▶ _Objective_:
Below is a set of records; print all of them exactly as written.

▶ _The input_:

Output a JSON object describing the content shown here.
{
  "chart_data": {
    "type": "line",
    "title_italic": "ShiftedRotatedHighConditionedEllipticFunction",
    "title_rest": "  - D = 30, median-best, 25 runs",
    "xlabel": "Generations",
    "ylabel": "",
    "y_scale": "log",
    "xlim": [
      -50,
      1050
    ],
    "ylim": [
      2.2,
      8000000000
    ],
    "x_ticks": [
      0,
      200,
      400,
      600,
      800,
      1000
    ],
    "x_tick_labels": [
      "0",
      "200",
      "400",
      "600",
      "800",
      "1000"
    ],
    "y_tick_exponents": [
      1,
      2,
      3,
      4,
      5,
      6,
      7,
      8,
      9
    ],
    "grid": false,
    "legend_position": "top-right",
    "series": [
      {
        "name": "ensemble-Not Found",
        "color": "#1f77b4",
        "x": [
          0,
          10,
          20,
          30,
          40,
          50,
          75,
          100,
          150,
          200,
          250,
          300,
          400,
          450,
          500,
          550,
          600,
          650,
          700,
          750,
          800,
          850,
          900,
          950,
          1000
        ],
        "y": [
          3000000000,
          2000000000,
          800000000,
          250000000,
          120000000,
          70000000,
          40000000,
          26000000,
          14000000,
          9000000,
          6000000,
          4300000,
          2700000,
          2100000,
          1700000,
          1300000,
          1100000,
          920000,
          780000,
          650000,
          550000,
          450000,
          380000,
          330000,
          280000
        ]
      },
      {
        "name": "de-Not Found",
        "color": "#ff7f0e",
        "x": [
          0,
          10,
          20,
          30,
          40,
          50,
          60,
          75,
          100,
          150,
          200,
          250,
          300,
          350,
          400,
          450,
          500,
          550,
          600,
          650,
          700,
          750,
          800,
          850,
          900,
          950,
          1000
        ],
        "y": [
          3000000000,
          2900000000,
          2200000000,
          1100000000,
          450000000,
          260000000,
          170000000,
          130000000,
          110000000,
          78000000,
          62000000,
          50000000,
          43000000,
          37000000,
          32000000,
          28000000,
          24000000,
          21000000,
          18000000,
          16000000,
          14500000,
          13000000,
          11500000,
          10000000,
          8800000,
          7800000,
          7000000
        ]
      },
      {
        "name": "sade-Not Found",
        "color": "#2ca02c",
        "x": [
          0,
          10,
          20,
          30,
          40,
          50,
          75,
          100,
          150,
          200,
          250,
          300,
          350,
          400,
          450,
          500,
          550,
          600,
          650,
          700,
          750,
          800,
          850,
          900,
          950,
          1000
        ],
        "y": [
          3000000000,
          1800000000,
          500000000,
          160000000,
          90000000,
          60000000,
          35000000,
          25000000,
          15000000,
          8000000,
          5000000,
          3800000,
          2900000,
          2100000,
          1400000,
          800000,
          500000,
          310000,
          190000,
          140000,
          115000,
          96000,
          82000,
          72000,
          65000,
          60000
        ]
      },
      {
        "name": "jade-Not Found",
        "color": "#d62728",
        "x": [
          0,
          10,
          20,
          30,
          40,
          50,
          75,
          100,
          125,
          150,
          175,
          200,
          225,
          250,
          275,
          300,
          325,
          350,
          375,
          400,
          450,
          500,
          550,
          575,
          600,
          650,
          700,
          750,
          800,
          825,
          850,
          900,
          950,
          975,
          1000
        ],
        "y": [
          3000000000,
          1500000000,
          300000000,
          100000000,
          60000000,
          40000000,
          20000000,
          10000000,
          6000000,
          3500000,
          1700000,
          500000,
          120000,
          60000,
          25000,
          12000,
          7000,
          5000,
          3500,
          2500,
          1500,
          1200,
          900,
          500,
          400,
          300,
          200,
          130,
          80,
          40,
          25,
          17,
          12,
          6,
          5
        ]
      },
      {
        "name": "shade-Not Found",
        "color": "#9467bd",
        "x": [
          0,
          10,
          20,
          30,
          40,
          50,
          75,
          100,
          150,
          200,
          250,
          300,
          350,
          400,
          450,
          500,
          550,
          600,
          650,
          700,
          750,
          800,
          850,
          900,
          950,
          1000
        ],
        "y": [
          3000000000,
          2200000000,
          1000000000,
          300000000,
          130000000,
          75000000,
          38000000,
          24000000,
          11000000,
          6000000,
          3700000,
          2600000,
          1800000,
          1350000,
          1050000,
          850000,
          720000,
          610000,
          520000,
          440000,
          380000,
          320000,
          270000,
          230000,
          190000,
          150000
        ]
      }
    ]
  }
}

▶ _Expected answer_:
Output a JSON object describing the content shown here.
{
  "chart_data": {
    "type": "line",
    "title_italic": "ShiftedRotatedHighConditionedEllipticFunction",
    "title_rest": "  - D = 30, median-best, 25 runs",
    "xlabel": "Generations",
    "ylabel": "",
    "y_scale": "log",
    "xlim": [
      -50,
      1050
    ],
    "ylim": [
      2.2,
      8000000000
    ],
    "x_ticks": [
      0,
      200,
      400,
      600,
      800,
      1000
    ],
    "x_tick_labels": [
      "0",
      "200",
      "400",
      "600",
      "800",
      "1000"
    ],
    "y_tick_exponents": [
      1,
      2,
      3,
      4,
      5,
      6,
      7,
      8,
      9
    ],
    "grid": false,
    "legend_position": "top-right",
    "series": [
      {
        "name": "ensemble-Not Found",
        "color": "#1f77b4",
        "x": [
          0,
          10,
          20,
          30,
          40,
          50,
          75,
          100,
          150,
          200,
          250,
          300,
          400,
          450,
          500,
          550,
          600,
          650,
          700,
          750,
          800,
          850,
          900,
          950,
          1000
        ],
        "y": [
          3000000000,
          2000000000,
          800000000,
          250000000,
          120000000,
          70000000,
          40000000,
          26000000,
          14000000,
          9000000,
          6000000,
          4300000,
          2700000,
          2100000,
          1700000,
          1300000,
          1100000,
          920000,
          780000,
          650000,
          550000,
          450000,
          380000,
          330000,
          280000
        ]
      },
      {
        "name": "de-Not Found",
        "color": "#ff7f0e",
        "x": [
          0,
          10,
          20,
          30,
          40,
          50,
          60,
          75,
          100,
          150,
          200,
          250,
          300,
          350,
          400,
          450,
          500,
          550,
          600,
          650,
          700,
          750,
          800,
          850,
          900,
          950,
          1000
        ],
        "y": [
          3000000000,
          2900000000,
          2200000000,
          1100000000,
          450000000,
          260000000,
          170000000,
          130000000,
          110000000,
          78000000,
          62000000,
          50000000,
          43000000,
          37000000,
          32000000,
          28000000,
          24000000,
          21000000,
          18000000,
          16000000,
          14500000,
          13000000,
          11500000,
          10000000,
          8800000,
          7800000,
          7000000
        ]
      },
      {
        "name": "sade-Not Found",
        "color": "#2ca02c",
        "x": [
          0,
          10,
          20,
          30,
          40,
          50,
          75,
          100,
          150,
          200,
          250,
          300,
          350,
          400,
          450,
          500,
          550,
          600,
          650,
          700,
          750,
          800,
          850,
          900,
          950,
          1000
        ],
        "y": [
          3000000000,
          1800000000,
          500000000,
          160000000,
          90000000,
          60000000,
          35000000,
          25000000,
          15000000,
          8000000,
          5000000,
          3800000,
          2900000,
          2100000,
          1400000,
          800000,
          500000,
          310000,
          190000,
          140000,
          115000,
          96000,
          82000,
          72000,
          65000,
          60000
        ]
      },
      {
        "name": "jade-Not Found",
        "color": "#d62728",
        "x": [
          0,
          10,
          20,
          30,
          40,
          50,
          75,
          100,
          125,
          150,
          175,
          200,
          225,
          250,
          275,
          300,
          325,
          350,
          375,
          400,
          450,
          500,
          550,
          575,
          600,
          650,
          700,
          750,
          800,
          825,
          850,
          900,
          950,
          975,
          1000
        ],
        "y": [
          3000000000,
          1500000000,
          300000000,
          100000000,
          60000000,
          40000000,
          20000000,
          10000000,
          6000000,
          3500000,
          1700000,
          500000,
          120000,
          60000,
          25000,
          12000,
          7000,
          5000,
          3500,
          2500,
          1500,
          1200,
          900,
          500,
          400,
          300,
          200,
          130,
          80,
          40,
          25,
          17,
          12,
          6,
          5
        ]
      },
      {
        "name": "shade-Not Found",
        "color": "#9467bd",
        "x": [
          0,
          10,
          20,
          30,
          40,
          50,
          75,
          100,
          150,
          200,
          250,
          300,
          350,
          400,
          450,
          500,
          550,
          600,
          650,
          700,
          750,
          800,
          850,
          900,
          950,
          1000
        ],
        "y": [
          3000000000,
          2200000000,
          1000000000,
          300000000,
          130000000,
          75000000,
          38000000,
          24000000,
          11000000,
          6000000,
          3700000,
          2600000,
          1800000,
          1350000,
          1050000,
          850000,
          720000,
          610000,
          520000,
          440000,
          380000,
          320000,
          270000,
          230000,
          190000,
          150000
        ]
      }
    ]
  }
}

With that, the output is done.